-- BEGIN Available records --

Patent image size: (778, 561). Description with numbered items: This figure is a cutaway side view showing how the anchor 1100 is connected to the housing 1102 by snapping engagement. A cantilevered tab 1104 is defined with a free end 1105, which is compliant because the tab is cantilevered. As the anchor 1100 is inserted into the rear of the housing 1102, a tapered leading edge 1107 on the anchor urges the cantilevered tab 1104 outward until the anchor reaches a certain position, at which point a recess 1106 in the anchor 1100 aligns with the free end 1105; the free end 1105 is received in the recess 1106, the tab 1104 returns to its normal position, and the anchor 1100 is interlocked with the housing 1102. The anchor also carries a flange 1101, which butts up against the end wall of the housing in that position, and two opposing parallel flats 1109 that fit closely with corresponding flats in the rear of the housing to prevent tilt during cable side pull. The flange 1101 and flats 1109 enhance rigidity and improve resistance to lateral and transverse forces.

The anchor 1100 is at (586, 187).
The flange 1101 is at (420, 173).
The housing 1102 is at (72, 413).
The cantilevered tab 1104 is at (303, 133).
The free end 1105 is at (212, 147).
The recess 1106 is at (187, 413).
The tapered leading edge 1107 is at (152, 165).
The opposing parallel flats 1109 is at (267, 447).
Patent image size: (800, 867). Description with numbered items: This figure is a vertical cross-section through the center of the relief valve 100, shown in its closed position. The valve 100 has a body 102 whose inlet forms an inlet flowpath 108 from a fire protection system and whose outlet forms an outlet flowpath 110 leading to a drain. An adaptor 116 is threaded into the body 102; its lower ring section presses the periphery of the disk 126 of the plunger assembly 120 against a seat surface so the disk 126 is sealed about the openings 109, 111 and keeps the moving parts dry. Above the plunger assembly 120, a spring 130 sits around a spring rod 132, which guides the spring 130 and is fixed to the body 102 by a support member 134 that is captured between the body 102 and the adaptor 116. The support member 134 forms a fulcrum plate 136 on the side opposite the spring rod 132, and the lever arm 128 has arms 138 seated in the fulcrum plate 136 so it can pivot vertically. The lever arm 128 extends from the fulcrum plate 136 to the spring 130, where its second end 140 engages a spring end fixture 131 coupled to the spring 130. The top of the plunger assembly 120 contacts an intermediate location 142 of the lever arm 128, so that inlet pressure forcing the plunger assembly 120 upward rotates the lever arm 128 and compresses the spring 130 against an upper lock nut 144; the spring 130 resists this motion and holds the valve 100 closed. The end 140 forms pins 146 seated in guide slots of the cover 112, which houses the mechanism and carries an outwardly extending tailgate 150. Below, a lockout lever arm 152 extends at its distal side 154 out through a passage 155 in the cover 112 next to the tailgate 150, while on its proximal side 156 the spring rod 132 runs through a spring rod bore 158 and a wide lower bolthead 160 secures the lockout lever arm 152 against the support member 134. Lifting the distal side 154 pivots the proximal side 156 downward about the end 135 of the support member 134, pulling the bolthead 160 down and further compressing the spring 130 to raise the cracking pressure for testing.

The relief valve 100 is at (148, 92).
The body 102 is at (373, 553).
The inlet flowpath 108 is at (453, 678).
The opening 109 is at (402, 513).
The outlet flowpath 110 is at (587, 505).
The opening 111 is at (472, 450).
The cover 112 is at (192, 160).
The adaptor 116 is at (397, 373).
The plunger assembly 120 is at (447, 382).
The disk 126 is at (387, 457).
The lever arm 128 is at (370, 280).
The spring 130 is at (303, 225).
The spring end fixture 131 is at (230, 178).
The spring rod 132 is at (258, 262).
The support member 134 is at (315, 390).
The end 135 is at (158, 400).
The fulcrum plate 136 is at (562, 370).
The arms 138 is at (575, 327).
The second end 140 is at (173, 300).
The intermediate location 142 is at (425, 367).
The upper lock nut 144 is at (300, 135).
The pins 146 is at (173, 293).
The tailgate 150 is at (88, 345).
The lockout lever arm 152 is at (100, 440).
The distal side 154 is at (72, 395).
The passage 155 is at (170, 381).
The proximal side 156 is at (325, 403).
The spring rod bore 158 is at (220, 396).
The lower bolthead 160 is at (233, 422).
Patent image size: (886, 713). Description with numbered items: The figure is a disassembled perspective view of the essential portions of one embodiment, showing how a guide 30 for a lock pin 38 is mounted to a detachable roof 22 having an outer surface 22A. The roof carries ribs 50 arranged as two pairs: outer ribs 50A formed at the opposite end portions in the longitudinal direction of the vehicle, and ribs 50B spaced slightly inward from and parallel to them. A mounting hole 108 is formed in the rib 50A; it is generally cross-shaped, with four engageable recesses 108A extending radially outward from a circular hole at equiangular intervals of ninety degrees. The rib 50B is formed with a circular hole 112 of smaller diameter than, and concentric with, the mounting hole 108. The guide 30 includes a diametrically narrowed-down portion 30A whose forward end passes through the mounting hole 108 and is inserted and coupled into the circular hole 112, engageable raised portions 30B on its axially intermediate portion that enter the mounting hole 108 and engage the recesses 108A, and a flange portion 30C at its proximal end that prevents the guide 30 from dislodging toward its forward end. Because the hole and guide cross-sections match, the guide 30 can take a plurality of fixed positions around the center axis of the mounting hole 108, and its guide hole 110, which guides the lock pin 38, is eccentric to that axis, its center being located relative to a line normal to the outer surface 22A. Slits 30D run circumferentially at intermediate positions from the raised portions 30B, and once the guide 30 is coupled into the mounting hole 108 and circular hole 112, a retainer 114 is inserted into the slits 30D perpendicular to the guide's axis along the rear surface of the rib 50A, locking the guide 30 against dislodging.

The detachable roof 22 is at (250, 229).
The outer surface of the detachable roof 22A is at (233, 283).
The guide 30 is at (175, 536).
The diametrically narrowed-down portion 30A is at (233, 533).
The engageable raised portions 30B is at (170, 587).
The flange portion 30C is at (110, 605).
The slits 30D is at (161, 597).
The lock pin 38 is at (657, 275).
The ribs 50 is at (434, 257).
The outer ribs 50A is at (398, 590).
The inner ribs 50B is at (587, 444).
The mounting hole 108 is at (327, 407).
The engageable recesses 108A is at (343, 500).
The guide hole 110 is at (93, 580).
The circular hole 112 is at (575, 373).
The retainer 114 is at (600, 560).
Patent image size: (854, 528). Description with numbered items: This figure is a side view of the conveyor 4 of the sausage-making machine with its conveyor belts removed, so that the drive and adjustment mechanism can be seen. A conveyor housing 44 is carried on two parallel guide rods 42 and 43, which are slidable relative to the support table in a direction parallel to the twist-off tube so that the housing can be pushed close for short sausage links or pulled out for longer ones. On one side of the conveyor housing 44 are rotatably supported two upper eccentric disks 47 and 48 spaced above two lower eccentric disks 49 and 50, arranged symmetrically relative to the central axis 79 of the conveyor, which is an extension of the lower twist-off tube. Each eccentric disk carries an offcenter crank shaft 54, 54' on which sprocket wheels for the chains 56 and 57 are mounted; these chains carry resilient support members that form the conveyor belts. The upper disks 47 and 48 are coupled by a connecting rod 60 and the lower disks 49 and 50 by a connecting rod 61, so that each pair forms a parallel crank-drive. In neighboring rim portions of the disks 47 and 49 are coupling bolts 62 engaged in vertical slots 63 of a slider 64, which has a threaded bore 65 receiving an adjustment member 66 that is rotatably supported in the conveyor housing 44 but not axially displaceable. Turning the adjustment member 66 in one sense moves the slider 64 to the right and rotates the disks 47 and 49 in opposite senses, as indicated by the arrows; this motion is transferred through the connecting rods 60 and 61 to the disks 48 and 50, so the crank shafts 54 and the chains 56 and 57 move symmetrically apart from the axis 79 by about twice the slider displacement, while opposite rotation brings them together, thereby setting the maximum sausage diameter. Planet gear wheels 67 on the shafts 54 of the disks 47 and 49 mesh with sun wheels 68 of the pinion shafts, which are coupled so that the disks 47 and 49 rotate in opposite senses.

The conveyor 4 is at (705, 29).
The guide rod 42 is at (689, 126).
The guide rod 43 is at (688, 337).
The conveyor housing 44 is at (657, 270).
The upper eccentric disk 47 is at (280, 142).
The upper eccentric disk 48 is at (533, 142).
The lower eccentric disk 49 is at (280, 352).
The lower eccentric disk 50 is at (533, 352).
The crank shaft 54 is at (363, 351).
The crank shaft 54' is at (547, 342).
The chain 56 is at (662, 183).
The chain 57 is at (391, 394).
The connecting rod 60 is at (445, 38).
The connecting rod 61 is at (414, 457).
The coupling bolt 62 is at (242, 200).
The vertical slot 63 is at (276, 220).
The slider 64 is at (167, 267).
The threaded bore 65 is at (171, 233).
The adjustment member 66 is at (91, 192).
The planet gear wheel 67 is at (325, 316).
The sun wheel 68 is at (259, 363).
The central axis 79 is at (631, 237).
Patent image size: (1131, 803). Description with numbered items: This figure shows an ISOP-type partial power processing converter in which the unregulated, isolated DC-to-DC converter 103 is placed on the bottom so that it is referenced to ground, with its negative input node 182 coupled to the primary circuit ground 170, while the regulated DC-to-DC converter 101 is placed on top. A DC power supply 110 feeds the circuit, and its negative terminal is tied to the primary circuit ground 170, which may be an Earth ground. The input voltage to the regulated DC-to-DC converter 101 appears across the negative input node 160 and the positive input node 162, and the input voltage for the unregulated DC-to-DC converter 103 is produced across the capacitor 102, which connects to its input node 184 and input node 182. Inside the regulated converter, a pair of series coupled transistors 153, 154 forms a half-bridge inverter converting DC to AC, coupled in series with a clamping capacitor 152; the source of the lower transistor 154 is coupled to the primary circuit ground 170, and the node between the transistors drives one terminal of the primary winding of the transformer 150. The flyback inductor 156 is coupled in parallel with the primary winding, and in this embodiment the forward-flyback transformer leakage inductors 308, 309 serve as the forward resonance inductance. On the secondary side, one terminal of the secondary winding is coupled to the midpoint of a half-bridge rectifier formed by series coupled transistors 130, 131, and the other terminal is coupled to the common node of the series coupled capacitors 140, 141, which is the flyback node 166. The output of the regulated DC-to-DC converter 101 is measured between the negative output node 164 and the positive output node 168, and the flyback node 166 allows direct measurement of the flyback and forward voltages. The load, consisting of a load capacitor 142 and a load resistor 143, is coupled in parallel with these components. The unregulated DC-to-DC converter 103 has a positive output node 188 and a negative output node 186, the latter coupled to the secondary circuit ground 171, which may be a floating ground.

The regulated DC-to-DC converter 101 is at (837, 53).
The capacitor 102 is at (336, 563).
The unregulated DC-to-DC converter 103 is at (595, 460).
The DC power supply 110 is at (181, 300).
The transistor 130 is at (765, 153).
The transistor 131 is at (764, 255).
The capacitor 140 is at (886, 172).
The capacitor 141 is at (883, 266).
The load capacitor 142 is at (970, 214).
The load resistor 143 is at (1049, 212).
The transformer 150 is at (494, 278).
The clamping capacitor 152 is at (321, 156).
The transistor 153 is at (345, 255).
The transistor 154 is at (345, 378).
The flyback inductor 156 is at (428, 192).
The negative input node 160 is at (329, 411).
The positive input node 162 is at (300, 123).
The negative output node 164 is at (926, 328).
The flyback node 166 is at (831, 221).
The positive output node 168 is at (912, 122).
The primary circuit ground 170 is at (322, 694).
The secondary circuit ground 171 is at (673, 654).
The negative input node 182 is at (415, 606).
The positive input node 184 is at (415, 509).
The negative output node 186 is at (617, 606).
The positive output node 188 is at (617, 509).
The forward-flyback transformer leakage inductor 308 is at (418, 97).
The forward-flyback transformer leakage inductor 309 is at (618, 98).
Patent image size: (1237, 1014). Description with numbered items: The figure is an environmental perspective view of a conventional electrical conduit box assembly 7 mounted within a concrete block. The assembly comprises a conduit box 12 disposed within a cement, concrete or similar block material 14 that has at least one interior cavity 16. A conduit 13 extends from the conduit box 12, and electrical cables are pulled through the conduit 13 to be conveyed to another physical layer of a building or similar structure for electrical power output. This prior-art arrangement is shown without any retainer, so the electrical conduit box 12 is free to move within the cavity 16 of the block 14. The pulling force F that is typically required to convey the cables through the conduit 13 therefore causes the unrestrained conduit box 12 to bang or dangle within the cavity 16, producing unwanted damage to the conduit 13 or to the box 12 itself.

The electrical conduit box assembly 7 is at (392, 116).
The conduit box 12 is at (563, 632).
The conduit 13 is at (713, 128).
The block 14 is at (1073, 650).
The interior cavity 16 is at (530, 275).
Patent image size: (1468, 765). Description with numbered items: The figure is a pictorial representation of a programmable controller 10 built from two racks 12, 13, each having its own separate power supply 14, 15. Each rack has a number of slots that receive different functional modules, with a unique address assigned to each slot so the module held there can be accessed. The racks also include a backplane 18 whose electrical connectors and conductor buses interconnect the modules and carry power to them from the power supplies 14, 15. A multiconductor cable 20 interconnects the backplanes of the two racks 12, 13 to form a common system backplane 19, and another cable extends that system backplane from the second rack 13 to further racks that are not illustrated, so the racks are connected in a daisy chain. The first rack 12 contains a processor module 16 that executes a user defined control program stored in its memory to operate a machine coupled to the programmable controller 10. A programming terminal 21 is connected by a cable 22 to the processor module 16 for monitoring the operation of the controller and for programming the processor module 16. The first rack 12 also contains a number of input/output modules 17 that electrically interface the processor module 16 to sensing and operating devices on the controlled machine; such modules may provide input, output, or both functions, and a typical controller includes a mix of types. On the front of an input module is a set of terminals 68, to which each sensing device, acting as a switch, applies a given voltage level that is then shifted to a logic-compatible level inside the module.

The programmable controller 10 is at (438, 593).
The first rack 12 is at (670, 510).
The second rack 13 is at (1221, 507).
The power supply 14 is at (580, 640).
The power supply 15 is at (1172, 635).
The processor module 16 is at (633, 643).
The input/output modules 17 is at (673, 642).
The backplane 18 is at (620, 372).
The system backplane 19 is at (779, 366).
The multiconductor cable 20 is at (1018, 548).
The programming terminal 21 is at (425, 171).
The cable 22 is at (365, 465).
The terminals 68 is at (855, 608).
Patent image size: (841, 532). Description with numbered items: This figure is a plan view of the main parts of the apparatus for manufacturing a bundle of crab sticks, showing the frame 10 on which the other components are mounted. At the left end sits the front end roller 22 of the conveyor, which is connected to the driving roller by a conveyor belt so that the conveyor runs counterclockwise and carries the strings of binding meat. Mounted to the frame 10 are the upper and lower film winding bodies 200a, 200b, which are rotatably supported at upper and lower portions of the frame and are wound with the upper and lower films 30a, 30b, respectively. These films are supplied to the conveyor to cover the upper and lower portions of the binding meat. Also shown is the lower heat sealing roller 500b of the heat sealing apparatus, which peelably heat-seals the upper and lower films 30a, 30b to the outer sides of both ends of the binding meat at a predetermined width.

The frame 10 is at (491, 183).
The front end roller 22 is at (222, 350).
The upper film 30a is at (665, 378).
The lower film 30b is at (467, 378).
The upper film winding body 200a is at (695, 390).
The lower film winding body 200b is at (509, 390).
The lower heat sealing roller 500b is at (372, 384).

-- END Available records --

Written problem -
Copy out the rows from the line containing "Patent image size: (1237, 1014)." through the line containing "The interior cavity 16 is at (530, 275).", both included, with no changes.

Solved problem -
Patent image size: (1237, 1014). Description with numbered items: The figure is an environmental perspective view of a conventional electrical conduit box assembly 7 mounted within a concrete block. The assembly comprises a conduit box 12 disposed within a cement, concrete or similar block material 14 that has at least one interior cavity 16. A conduit 13 extends from the conduit box 12, and electrical cables are pulled through the conduit 13 to be conveyed to another physical layer of a building or similar structure for electrical power output. This prior-art arrangement is shown without any retainer, so the electrical conduit box 12 is free to move within the cavity 16 of the block 14. The pulling force F that is typically required to convey the cables through the conduit 13 therefore causes the unrestrained conduit box 12 to bang or dangle within the cavity 16, producing unwanted damage to the conduit 13 or to the box 12 itself.

The electrical conduit box assembly 7 is at (392, 116).
The conduit box 12 is at (563, 632).
The conduit 13 is at (713, 128).
The block 14 is at (1073, 650).
The interior cavity 16 is at (530, 275).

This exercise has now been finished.